- _AIM_
Go through the entries below and count the lines holding the word "Gruppen". Reply with only the number, please.
====== DATA SECTION
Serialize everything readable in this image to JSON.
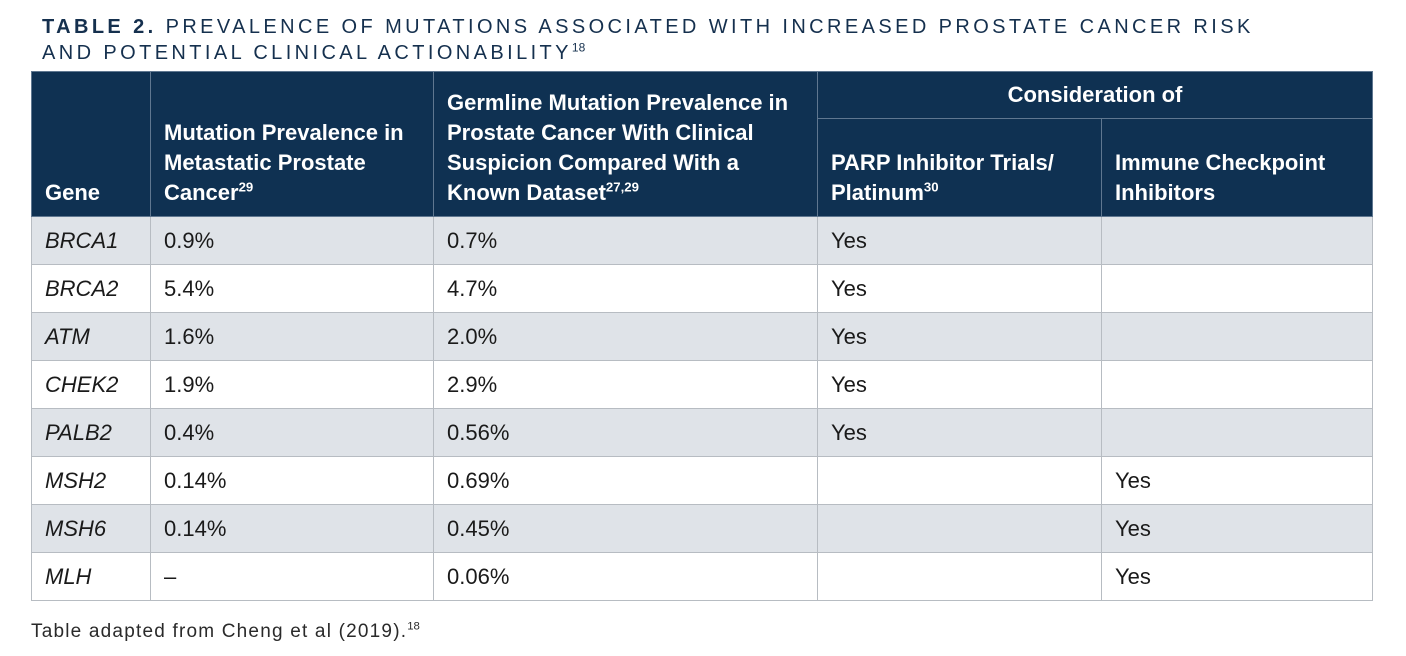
{
  "title": {
    "label": "TABLE 2.",
    "text_line1": "PREVALENCE OF MUTATIONS ASSOCIATED WITH INCREASED PROSTATE CANCER RISK",
    "text_line2": "AND POTENTIAL CLINICAL ACTIONABILITY",
    "ref": "18"
  },
  "table": {
    "headers": {
      "gene": "Gene",
      "metastatic": "Mutation Prevalence in Metastatic Prostate Cancer",
      "metastatic_ref": "29",
      "germline": "Germline Mutation Prevalence in Prostate Cancer With Clinical Suspicion Compared With a Known Dataset",
      "germline_ref": "27,29",
      "consideration": "Consideration of",
      "parp": "PARP Inhibitor Trials/ Platinum",
      "parp_ref": "30",
      "immune": "Immune Checkpoint Inhibitors"
    },
    "rows": [
      {
        "gene": "BRCA1",
        "metastatic": "0.9%",
        "germline": "0.7%",
        "parp": "Yes",
        "immune": ""
      },
      {
        "gene": "BRCA2",
        "metastatic": "5.4%",
        "germline": "4.7%",
        "parp": "Yes",
        "immune": ""
      },
      {
        "gene": "ATM",
        "metastatic": "1.6%",
        "germline": "2.0%",
        "parp": "Yes",
        "immune": ""
      },
      {
        "gene": "CHEK2",
        "metastatic": "1.9%",
        "germline": "2.9%",
        "parp": "Yes",
        "immune": ""
      },
      {
        "gene": "PALB2",
        "metastatic": "0.4%",
        "germline": "0.56%",
        "parp": "Yes",
        "immune": ""
      },
      {
        "gene": "MSH2",
        "metastatic": "0.14%",
        "germline": "0.69%",
        "parp": "",
        "immune": "Yes"
      },
      {
        "gene": "MSH6",
        "metastatic": "0.14%",
        "germline": "0.45%",
        "parp": "",
        "immune": "Yes"
      },
      {
        "gene": "MLH",
        "metastatic": "–",
        "germline": "0.06%",
        "parp": "",
        "immune": "Yes"
      }
    ]
  },
  "caption": {
    "text": "Table adapted from Cheng et al (2019).",
    "ref": "18"
  }
}
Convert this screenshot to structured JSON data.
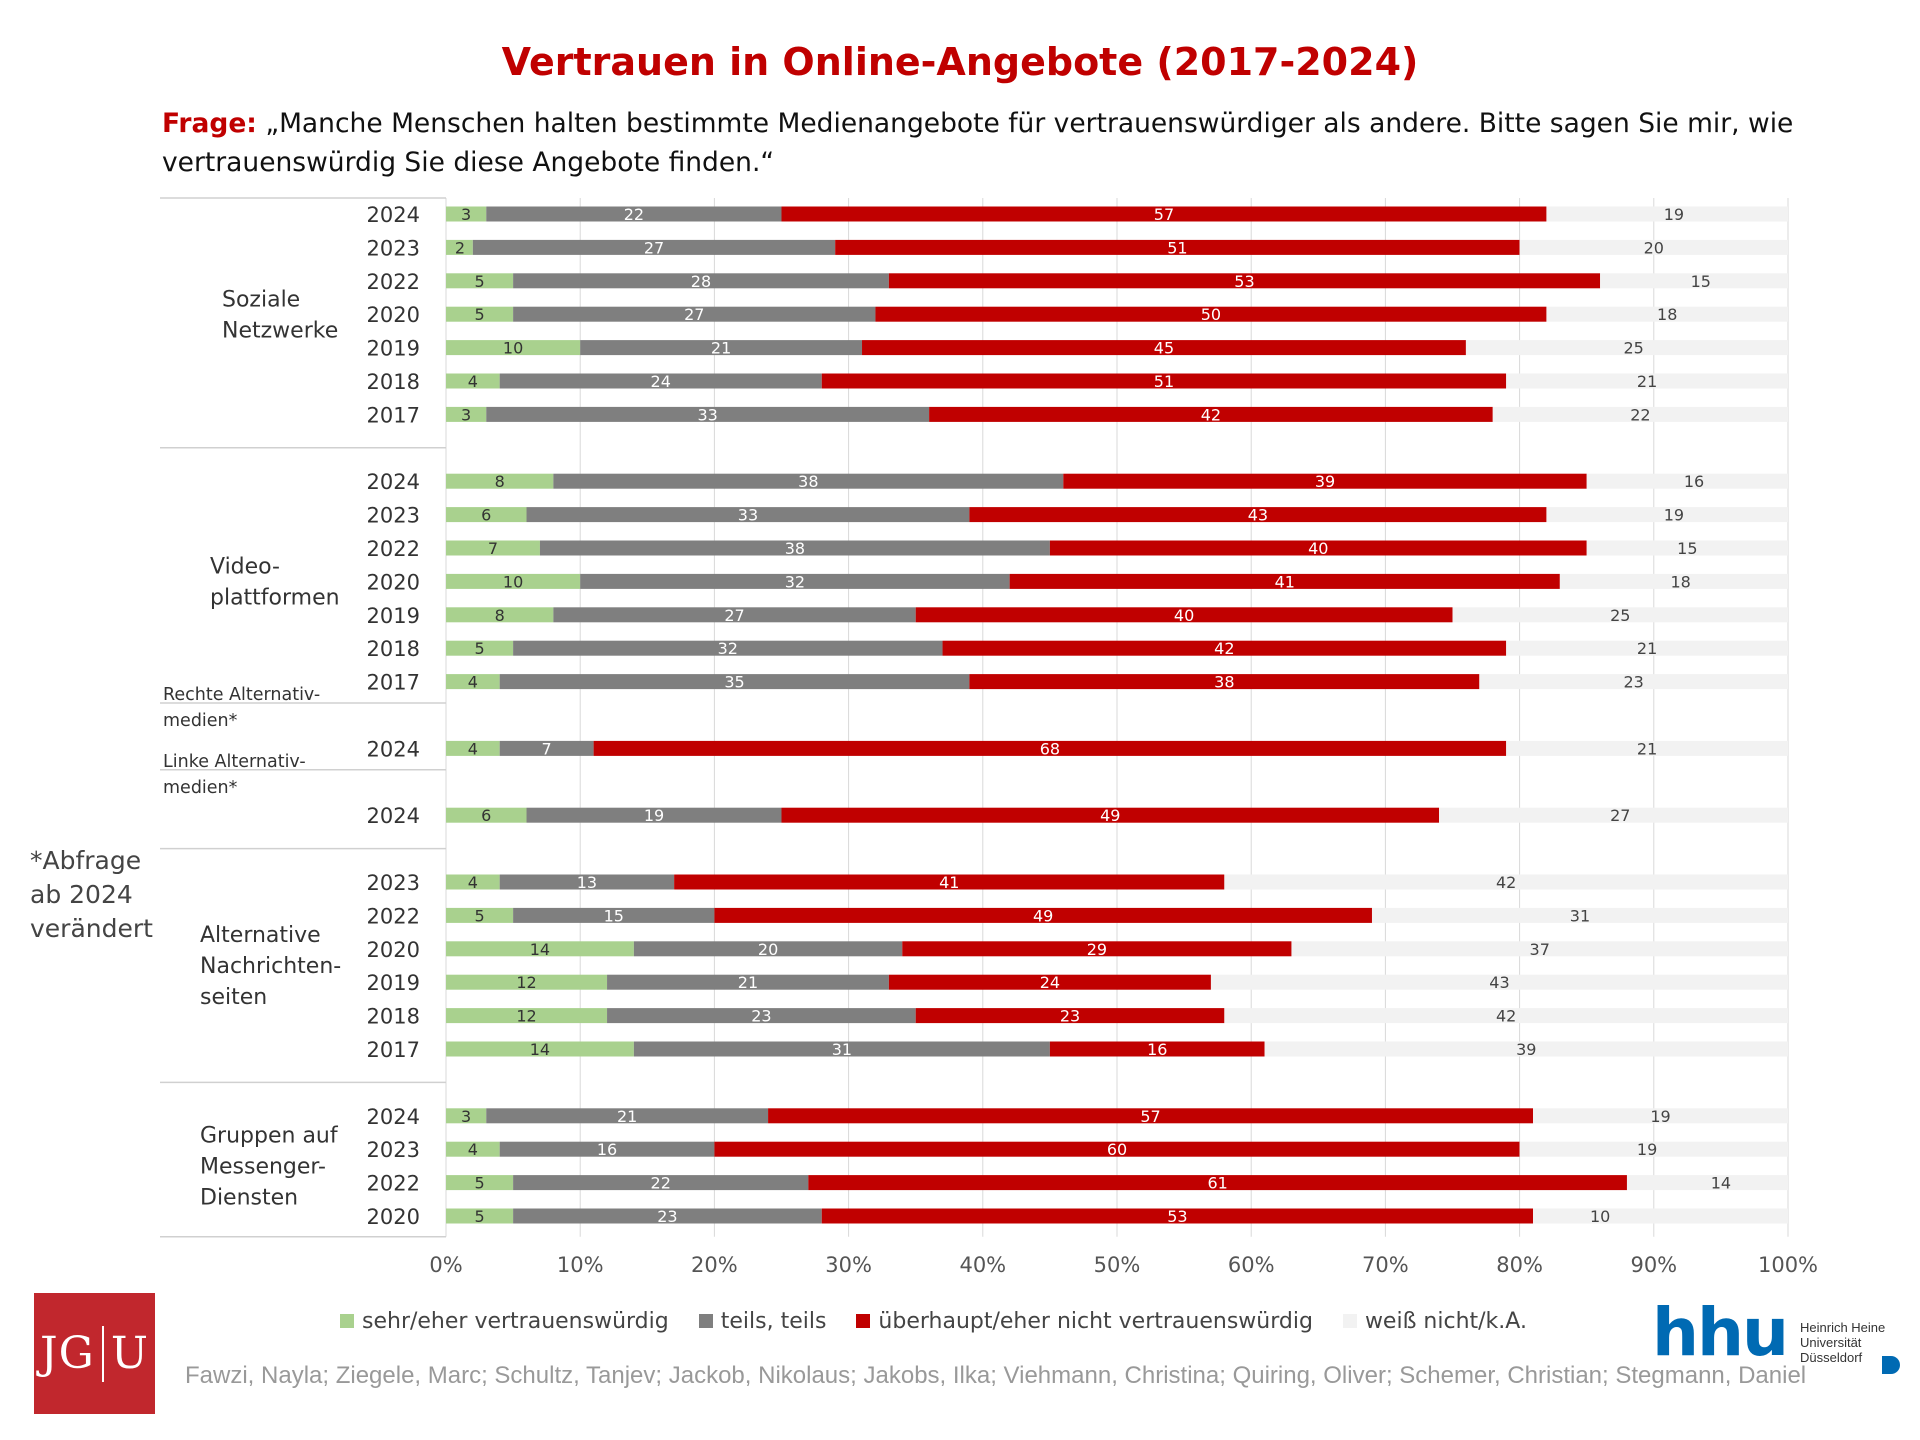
{
  "title": "Vertrauen in Online-Angebote (2017-2024)",
  "question": {
    "label": "Frage:",
    "text": "„Manche Menschen halten bestimmte Medienangebote für vertrauenswürdiger als andere. Bitte sagen Sie mir, wie vertrauenswürdig Sie diese Angebote finden.“"
  },
  "footnote": "*Abfrage ab 2024 verändert",
  "authors": "Fawzi, Nayla; Ziegele, Marc; Schultz, Tanjev; Jackob, Nikolaus; Jakobs, Ilka; Viehmann, Christina; Quiring, Oliver; Schemer, Christian; Stegmann, Daniel",
  "logos": {
    "jgu_left": "JG",
    "jgu_right": "U",
    "hhu": "hhu",
    "hhu_name": [
      "Heinrich Heine",
      "Universität",
      "Düsseldorf"
    ]
  },
  "colors": {
    "trust": "#a9d18e",
    "partly": "#7f7f7f",
    "distrust": "#c00000",
    "dontknow": "#f2f2f2",
    "title": "#c00000"
  },
  "chart_data": {
    "type": "bar",
    "orientation": "horizontal",
    "stacked": true,
    "xlim": [
      0,
      100
    ],
    "x_ticks": [
      "0%",
      "10%",
      "20%",
      "30%",
      "40%",
      "50%",
      "60%",
      "70%",
      "80%",
      "90%",
      "100%"
    ],
    "grid": true,
    "legend_position": "bottom",
    "series": [
      {
        "name": "sehr/eher vertrauenswürdig",
        "key": "trust"
      },
      {
        "name": "teils, teils",
        "key": "partly"
      },
      {
        "name": "überhaupt/eher nicht vertrauenswürdig",
        "key": "distrust"
      },
      {
        "name": "weiß nicht/k.A.",
        "key": "dontknow"
      }
    ],
    "groups": [
      {
        "label": "Soziale Netzwerke",
        "label_lines": [
          "Soziale",
          "Netzwerke"
        ],
        "rows": [
          {
            "year": "2024",
            "values": [
              3,
              22,
              57,
              19
            ]
          },
          {
            "year": "2023",
            "values": [
              2,
              27,
              51,
              20
            ]
          },
          {
            "year": "2022",
            "values": [
              5,
              28,
              53,
              15
            ]
          },
          {
            "year": "2020",
            "values": [
              5,
              27,
              50,
              18
            ]
          },
          {
            "year": "2019",
            "values": [
              10,
              21,
              45,
              25
            ]
          },
          {
            "year": "2018",
            "values": [
              4,
              24,
              51,
              21
            ]
          },
          {
            "year": "2017",
            "values": [
              3,
              33,
              42,
              22
            ]
          }
        ]
      },
      {
        "label": "Video-plattformen",
        "label_lines": [
          "Video-",
          "plattformen"
        ],
        "rows": [
          {
            "year": "2024",
            "values": [
              8,
              38,
              39,
              16
            ]
          },
          {
            "year": "2023",
            "values": [
              6,
              33,
              43,
              19
            ]
          },
          {
            "year": "2022",
            "values": [
              7,
              38,
              40,
              15
            ]
          },
          {
            "year": "2020",
            "values": [
              10,
              32,
              41,
              18
            ]
          },
          {
            "year": "2019",
            "values": [
              8,
              27,
              40,
              25
            ]
          },
          {
            "year": "2018",
            "values": [
              5,
              32,
              42,
              21
            ]
          },
          {
            "year": "2017",
            "values": [
              4,
              35,
              38,
              23
            ]
          }
        ]
      },
      {
        "label": "Rechte Alternativ-medien*",
        "label_lines": [
          "Rechte Alternativ-",
          "medien*"
        ],
        "rows": [
          {
            "year": "2024",
            "values": [
              4,
              7,
              68,
              21
            ]
          }
        ]
      },
      {
        "label": "Linke Alternativ-medien*",
        "label_lines": [
          "Linke Alternativ-",
          "medien*"
        ],
        "rows": [
          {
            "year": "2024",
            "values": [
              6,
              19,
              49,
              27
            ]
          }
        ]
      },
      {
        "label": "Alternative Nachrichten-seiten",
        "label_lines": [
          "Alternative",
          "Nachrichten-",
          "seiten"
        ],
        "rows": [
          {
            "year": "2023",
            "values": [
              4,
              13,
              41,
              42
            ]
          },
          {
            "year": "2022",
            "values": [
              5,
              15,
              49,
              31
            ]
          },
          {
            "year": "2020",
            "values": [
              14,
              20,
              29,
              37
            ]
          },
          {
            "year": "2019",
            "values": [
              12,
              21,
              24,
              43
            ]
          },
          {
            "year": "2018",
            "values": [
              12,
              23,
              23,
              42
            ]
          },
          {
            "year": "2017",
            "values": [
              14,
              31,
              16,
              39
            ]
          }
        ]
      },
      {
        "label": "Gruppen auf Messenger-Diensten",
        "label_lines": [
          "Gruppen auf",
          "Messenger-",
          "Diensten"
        ],
        "rows": [
          {
            "year": "2024",
            "values": [
              3,
              21,
              57,
              19
            ]
          },
          {
            "year": "2023",
            "values": [
              4,
              16,
              60,
              19
            ]
          },
          {
            "year": "2022",
            "values": [
              5,
              22,
              61,
              14
            ]
          },
          {
            "year": "2020",
            "values": [
              5,
              23,
              53,
              10
            ]
          }
        ]
      }
    ]
  }
}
============
- _SOLUTION TO THE PROBLEM_
2